__YOUR GOAL__. Find each line holding the word "structured" and give the number of such lines, nothing else.

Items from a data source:
★ ★ ★ ★ ★

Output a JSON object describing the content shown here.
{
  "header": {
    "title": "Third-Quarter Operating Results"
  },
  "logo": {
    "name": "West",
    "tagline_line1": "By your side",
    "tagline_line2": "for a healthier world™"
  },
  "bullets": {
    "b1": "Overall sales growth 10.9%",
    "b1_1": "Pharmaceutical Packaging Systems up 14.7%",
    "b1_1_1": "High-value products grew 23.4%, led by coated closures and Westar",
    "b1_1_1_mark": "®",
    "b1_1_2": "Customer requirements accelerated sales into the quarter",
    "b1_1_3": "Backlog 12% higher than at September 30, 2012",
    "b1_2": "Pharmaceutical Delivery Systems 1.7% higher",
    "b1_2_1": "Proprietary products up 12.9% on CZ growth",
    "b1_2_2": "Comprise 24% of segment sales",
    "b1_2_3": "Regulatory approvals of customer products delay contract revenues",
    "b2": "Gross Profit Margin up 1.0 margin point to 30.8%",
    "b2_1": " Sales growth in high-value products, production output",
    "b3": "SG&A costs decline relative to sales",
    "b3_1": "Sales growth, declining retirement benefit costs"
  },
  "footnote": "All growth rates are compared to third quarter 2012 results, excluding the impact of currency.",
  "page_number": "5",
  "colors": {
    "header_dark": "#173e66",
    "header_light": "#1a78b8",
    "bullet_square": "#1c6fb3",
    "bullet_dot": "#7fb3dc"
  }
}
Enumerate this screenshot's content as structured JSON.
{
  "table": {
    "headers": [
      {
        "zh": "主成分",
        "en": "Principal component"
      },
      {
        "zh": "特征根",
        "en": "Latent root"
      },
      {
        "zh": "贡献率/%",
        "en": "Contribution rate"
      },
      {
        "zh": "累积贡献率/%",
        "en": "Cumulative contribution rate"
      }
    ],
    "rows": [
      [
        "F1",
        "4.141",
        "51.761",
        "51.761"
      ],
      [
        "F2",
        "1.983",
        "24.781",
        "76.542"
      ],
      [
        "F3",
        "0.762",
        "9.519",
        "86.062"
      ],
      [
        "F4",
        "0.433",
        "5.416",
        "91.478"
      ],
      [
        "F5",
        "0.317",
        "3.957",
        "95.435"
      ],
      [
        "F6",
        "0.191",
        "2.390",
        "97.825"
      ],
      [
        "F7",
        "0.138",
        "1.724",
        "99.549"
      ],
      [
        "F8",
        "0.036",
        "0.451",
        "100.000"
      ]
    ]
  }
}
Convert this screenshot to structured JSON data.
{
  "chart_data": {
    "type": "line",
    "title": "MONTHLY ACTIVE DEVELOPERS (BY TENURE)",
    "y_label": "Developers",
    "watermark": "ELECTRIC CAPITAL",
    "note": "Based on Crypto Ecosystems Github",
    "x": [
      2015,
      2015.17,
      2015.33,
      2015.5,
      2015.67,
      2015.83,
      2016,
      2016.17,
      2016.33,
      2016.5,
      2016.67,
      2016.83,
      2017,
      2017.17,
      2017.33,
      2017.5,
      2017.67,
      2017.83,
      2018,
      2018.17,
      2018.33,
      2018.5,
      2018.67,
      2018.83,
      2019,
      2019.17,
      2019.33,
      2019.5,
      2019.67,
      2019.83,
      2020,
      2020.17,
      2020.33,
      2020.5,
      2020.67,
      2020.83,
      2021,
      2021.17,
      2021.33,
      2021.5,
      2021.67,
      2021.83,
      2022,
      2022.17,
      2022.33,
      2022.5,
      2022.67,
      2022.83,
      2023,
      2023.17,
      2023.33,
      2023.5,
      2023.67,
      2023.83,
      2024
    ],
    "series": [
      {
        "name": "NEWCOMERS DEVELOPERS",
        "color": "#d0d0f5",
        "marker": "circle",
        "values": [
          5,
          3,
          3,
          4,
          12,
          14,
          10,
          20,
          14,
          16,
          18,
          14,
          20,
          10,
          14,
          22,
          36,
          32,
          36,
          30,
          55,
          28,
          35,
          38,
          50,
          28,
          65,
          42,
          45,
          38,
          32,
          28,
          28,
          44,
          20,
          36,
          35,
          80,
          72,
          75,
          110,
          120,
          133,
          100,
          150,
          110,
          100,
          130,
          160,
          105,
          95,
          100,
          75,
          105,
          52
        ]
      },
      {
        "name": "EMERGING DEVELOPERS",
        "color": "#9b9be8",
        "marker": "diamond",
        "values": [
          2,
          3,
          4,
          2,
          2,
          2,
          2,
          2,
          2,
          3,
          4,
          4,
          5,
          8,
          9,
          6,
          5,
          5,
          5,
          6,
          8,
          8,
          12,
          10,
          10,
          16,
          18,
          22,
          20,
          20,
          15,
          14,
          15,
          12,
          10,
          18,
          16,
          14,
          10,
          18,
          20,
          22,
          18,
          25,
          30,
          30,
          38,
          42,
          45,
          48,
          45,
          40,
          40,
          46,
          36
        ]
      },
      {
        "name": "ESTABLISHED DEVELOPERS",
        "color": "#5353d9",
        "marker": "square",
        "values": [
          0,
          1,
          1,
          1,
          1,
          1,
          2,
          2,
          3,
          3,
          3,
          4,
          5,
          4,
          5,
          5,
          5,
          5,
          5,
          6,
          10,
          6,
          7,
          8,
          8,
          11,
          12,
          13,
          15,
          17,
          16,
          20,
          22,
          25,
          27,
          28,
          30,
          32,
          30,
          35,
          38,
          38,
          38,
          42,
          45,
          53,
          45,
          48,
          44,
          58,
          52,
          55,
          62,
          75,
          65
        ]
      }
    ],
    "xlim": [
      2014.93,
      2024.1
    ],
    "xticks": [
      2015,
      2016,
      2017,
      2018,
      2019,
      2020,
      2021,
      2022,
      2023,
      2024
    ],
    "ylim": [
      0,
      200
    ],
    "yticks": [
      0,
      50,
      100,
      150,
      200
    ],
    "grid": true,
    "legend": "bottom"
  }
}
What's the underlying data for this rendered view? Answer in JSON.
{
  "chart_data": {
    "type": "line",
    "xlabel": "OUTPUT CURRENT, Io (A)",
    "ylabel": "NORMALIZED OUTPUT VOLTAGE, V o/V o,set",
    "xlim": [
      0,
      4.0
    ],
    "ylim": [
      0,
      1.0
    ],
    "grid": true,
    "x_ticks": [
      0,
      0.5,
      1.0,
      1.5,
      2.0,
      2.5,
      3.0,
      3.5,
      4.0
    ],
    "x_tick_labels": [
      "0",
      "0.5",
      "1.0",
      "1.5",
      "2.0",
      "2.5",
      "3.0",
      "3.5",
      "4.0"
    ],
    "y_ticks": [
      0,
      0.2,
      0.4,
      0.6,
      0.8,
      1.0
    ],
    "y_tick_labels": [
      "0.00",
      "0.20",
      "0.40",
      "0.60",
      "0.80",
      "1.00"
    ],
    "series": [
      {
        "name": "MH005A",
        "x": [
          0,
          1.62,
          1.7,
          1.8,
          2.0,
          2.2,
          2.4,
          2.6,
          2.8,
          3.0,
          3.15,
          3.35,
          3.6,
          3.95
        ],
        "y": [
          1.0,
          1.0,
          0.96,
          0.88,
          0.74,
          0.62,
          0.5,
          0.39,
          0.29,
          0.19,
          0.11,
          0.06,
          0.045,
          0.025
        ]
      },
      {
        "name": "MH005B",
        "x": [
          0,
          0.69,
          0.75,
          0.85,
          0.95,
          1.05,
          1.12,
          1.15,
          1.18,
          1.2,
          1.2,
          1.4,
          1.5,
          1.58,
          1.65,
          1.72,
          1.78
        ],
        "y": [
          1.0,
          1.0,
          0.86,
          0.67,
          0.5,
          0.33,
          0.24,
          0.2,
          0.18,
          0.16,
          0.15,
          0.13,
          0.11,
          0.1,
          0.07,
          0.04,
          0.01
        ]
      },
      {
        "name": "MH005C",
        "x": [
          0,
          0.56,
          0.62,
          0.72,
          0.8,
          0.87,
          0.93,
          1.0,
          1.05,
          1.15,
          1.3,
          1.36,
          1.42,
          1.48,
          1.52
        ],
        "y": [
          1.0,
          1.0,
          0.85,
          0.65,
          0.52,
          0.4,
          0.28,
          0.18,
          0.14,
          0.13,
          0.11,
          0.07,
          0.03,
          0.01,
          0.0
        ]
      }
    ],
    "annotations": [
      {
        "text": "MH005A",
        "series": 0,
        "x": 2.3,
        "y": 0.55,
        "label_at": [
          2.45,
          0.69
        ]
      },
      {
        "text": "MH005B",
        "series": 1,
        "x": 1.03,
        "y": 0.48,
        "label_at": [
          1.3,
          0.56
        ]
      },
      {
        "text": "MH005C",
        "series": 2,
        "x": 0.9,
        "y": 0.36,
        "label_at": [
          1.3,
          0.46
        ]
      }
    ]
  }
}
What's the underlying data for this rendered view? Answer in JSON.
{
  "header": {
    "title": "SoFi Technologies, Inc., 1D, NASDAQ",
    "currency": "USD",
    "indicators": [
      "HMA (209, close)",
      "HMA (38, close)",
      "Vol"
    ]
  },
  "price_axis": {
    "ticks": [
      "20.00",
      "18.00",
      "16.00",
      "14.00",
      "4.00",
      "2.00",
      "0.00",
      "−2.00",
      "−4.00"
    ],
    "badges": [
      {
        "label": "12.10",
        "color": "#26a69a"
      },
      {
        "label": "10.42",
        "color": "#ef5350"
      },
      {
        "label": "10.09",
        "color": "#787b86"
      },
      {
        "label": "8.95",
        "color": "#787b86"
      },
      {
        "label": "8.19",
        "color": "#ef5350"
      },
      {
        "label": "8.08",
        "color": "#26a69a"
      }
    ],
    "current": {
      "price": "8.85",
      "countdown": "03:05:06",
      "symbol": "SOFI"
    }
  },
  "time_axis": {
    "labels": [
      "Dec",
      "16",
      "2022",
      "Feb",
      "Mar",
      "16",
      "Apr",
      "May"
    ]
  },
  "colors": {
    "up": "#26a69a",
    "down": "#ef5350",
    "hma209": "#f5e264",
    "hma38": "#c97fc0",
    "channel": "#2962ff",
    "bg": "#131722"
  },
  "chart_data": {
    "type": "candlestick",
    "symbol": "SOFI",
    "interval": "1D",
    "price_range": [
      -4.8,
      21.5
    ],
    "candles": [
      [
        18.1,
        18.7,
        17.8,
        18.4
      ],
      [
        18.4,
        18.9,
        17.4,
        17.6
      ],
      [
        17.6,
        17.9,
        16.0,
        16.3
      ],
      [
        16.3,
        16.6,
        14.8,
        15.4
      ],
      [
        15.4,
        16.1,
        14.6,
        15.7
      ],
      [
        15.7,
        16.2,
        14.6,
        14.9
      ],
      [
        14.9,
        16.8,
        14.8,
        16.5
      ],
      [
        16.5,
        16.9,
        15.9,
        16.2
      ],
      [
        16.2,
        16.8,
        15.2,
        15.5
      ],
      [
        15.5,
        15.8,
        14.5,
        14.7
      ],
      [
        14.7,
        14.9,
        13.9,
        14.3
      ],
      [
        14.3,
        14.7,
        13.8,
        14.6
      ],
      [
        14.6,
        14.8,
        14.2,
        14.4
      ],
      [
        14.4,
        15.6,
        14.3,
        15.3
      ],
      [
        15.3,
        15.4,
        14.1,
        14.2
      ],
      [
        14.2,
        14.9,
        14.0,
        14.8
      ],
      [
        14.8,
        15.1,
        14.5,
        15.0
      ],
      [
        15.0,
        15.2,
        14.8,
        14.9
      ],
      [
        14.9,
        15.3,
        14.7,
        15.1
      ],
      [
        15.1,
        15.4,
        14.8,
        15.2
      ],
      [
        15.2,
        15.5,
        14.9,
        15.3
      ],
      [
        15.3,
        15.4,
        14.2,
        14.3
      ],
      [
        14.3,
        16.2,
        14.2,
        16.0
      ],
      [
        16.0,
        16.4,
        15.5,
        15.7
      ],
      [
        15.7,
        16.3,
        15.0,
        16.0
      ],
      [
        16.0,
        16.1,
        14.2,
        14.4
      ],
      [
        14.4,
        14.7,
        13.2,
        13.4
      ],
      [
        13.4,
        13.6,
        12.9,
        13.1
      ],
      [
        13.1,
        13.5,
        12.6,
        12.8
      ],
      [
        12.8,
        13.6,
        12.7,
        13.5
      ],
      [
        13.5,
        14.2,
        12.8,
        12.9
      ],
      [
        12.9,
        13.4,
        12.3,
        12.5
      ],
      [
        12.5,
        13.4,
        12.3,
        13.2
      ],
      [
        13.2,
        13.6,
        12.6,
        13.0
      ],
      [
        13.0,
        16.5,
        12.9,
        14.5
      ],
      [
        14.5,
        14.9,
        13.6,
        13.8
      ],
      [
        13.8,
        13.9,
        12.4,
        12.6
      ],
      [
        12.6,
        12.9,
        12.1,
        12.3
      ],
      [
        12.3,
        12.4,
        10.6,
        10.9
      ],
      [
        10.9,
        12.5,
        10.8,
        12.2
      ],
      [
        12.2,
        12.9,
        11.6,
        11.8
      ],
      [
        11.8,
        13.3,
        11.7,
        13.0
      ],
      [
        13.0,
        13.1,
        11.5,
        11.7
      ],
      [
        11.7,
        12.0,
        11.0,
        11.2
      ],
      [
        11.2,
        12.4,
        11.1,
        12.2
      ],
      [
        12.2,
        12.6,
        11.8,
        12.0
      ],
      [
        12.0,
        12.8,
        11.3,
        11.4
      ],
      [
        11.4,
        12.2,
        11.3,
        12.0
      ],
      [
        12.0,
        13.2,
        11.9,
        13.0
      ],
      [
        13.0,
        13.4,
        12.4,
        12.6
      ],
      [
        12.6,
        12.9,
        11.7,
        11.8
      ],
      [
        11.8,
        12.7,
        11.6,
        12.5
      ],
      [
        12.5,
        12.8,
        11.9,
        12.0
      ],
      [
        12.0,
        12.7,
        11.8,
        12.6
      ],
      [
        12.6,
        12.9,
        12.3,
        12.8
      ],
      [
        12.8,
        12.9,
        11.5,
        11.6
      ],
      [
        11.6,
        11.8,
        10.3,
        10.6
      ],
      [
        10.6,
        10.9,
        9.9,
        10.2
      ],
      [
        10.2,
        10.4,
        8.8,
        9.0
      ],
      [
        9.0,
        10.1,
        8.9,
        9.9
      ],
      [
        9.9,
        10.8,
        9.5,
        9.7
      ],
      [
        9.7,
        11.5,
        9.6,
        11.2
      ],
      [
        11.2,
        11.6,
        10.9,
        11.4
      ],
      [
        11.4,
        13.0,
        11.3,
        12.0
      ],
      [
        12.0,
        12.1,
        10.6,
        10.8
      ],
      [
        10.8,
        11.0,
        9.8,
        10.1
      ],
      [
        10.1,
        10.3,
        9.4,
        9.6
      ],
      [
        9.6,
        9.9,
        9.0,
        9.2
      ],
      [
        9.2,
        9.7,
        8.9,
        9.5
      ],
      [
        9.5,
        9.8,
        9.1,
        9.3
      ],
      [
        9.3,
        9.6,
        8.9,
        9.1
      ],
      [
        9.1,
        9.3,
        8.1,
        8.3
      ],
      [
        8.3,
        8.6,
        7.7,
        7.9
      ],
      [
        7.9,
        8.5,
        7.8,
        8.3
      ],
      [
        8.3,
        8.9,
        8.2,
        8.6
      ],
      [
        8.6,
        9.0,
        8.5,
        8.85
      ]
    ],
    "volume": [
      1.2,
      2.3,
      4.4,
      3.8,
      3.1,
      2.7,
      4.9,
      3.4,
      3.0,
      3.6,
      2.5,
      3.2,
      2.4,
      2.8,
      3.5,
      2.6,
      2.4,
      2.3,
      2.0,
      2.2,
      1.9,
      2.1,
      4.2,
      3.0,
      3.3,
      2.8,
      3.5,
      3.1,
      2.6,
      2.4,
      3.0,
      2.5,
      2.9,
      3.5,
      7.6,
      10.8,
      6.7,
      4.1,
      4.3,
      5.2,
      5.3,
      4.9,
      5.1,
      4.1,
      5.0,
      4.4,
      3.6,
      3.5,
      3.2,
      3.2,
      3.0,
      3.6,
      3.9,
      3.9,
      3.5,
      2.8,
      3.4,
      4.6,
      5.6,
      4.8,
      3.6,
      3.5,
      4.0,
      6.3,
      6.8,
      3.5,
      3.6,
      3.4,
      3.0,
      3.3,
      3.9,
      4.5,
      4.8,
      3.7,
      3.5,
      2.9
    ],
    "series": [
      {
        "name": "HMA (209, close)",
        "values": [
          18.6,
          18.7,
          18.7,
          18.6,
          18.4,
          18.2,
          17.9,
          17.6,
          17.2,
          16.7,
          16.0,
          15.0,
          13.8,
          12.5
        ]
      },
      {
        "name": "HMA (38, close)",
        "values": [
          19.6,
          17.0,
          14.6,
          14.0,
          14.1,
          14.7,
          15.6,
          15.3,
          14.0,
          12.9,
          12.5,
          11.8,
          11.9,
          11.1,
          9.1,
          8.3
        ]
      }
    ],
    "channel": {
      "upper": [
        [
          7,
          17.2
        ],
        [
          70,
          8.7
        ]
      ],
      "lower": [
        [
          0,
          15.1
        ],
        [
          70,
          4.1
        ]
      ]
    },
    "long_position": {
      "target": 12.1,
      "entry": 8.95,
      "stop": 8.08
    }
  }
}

★ ★ ★ ★ ★

__SOLUTION BELOW__. 2